• Problem to solve: Copy the records below line for line, without altering any text, coordinates, or ordering.

Data entries start

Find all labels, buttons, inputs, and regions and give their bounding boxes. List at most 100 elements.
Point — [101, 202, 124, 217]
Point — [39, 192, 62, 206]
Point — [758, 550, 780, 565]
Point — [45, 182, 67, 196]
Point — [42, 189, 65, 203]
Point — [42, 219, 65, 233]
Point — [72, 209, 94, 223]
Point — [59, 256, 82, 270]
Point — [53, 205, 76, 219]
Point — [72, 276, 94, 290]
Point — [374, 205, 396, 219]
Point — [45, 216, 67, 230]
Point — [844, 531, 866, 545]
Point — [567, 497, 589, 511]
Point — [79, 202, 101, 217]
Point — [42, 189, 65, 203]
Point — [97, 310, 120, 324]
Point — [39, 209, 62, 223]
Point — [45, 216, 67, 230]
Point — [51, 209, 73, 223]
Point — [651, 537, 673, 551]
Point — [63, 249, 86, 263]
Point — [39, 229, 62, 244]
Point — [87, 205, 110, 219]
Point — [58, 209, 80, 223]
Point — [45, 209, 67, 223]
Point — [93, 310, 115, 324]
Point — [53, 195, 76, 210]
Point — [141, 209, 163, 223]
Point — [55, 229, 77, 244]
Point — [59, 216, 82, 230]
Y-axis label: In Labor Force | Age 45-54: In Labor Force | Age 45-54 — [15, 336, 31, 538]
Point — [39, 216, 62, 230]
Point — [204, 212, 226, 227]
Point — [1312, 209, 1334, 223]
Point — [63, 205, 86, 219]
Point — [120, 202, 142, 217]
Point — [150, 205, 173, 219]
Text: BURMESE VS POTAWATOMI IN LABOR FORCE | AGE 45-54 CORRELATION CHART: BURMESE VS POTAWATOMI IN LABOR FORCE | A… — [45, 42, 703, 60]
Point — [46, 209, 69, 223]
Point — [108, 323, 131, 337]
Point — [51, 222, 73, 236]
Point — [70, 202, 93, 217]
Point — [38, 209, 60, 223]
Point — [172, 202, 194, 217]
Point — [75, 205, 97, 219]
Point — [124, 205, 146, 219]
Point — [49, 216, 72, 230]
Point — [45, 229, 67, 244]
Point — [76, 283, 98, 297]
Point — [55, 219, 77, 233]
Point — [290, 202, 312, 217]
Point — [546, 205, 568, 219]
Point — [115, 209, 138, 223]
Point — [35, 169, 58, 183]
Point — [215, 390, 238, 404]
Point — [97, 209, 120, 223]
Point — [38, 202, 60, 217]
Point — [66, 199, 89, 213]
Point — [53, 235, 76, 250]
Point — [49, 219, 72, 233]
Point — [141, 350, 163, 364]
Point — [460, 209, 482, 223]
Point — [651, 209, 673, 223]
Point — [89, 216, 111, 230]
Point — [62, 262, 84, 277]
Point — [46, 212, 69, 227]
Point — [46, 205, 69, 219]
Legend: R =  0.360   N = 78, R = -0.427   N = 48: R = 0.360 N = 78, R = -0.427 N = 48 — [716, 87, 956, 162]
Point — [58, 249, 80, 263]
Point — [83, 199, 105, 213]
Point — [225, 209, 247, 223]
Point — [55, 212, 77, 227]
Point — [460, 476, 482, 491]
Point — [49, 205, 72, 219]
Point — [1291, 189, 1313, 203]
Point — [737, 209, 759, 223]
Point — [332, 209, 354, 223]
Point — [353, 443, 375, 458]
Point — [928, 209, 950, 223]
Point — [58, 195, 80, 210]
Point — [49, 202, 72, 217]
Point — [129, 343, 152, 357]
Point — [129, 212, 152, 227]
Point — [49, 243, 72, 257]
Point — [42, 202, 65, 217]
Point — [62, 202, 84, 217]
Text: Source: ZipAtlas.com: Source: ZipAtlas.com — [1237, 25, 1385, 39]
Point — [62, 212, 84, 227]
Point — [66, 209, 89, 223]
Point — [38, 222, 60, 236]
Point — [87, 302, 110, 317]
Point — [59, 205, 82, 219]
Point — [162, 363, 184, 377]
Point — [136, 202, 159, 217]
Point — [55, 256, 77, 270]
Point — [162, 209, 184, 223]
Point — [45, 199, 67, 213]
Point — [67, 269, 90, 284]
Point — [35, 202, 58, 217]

Data entries end

• Final answer:
Find all labels, buttons, inputs, and regions and give their bounding boxes. List at most 100 elements.
Point — [101, 202, 124, 217]
Point — [39, 192, 62, 206]
Point — [758, 550, 780, 565]
Point — [45, 182, 67, 196]
Point — [42, 189, 65, 203]
Point — [42, 219, 65, 233]
Point — [72, 209, 94, 223]
Point — [59, 256, 82, 270]
Point — [53, 205, 76, 219]
Point — [72, 276, 94, 290]
Point — [374, 205, 396, 219]
Point — [45, 216, 67, 230]
Point — [844, 531, 866, 545]
Point — [567, 497, 589, 511]
Point — [79, 202, 101, 217]
Point — [42, 189, 65, 203]
Point — [97, 310, 120, 324]
Point — [39, 209, 62, 223]
Point — [45, 216, 67, 230]
Point — [51, 209, 73, 223]
Point — [651, 537, 673, 551]
Point — [63, 249, 86, 263]
Point — [39, 229, 62, 244]
Point — [87, 205, 110, 219]
Point — [58, 209, 80, 223]
Point — [45, 209, 67, 223]
Point — [93, 310, 115, 324]
Point — [53, 195, 76, 210]
Point — [141, 209, 163, 223]
Point — [55, 229, 77, 244]
Point — [59, 216, 82, 230]
Y-axis label: In Labor Force | Age 45-54: In Labor Force | Age 45-54 — [15, 336, 31, 538]
Point — [39, 216, 62, 230]
Point — [204, 212, 226, 227]
Point — [1312, 209, 1334, 223]
Point — [63, 205, 86, 219]
Point — [120, 202, 142, 217]
Point — [150, 205, 173, 219]
Text: BURMESE VS POTAWATOMI IN LABOR FORCE | AGE 45-54 CORRELATION CHART: BURMESE VS POTAWATOMI IN LABOR FORCE | A… — [45, 42, 703, 60]
Point — [46, 209, 69, 223]
Point — [108, 323, 131, 337]
Point — [51, 222, 73, 236]
Point — [70, 202, 93, 217]
Point — [38, 209, 60, 223]
Point — [172, 202, 194, 217]
Point — [75, 205, 97, 219]
Point — [124, 205, 146, 219]
Point — [49, 216, 72, 230]
Point — [45, 229, 67, 244]
Point — [76, 283, 98, 297]
Point — [55, 219, 77, 233]
Point — [290, 202, 312, 217]
Point — [546, 205, 568, 219]
Point — [115, 209, 138, 223]
Point — [35, 169, 58, 183]
Point — [215, 390, 238, 404]
Point — [97, 209, 120, 223]
Point — [38, 202, 60, 217]
Point — [66, 199, 89, 213]
Point — [53, 235, 76, 250]
Point — [49, 219, 72, 233]
Point — [141, 350, 163, 364]
Point — [460, 209, 482, 223]
Point — [651, 209, 673, 223]
Point — [89, 216, 111, 230]
Point — [62, 262, 84, 277]
Point — [46, 212, 69, 227]
Point — [46, 205, 69, 219]
Legend: R =  0.360   N = 78, R = -0.427   N = 48: R = 0.360 N = 78, R = -0.427 N = 48 — [716, 87, 956, 162]
Point — [58, 249, 80, 263]
Point — [83, 199, 105, 213]
Point — [225, 209, 247, 223]
Point — [55, 212, 77, 227]
Point — [460, 476, 482, 491]
Point — [49, 205, 72, 219]
Point — [1291, 189, 1313, 203]
Point — [737, 209, 759, 223]
Point — [332, 209, 354, 223]
Point — [353, 443, 375, 458]
Point — [928, 209, 950, 223]
Point — [58, 195, 80, 210]
Point — [49, 202, 72, 217]
Point — [129, 343, 152, 357]
Point — [129, 212, 152, 227]
Point — [49, 243, 72, 257]
Point — [42, 202, 65, 217]
Point — [62, 202, 84, 217]
Text: Source: ZipAtlas.com: Source: ZipAtlas.com — [1237, 25, 1385, 39]
Point — [62, 212, 84, 227]
Point — [66, 209, 89, 223]
Point — [38, 222, 60, 236]
Point — [87, 302, 110, 317]
Point — [59, 205, 82, 219]
Point — [162, 363, 184, 377]
Point — [136, 202, 159, 217]
Point — [55, 256, 77, 270]
Point — [162, 209, 184, 223]
Point — [45, 199, 67, 213]
Point — [67, 269, 90, 284]
Point — [35, 202, 58, 217]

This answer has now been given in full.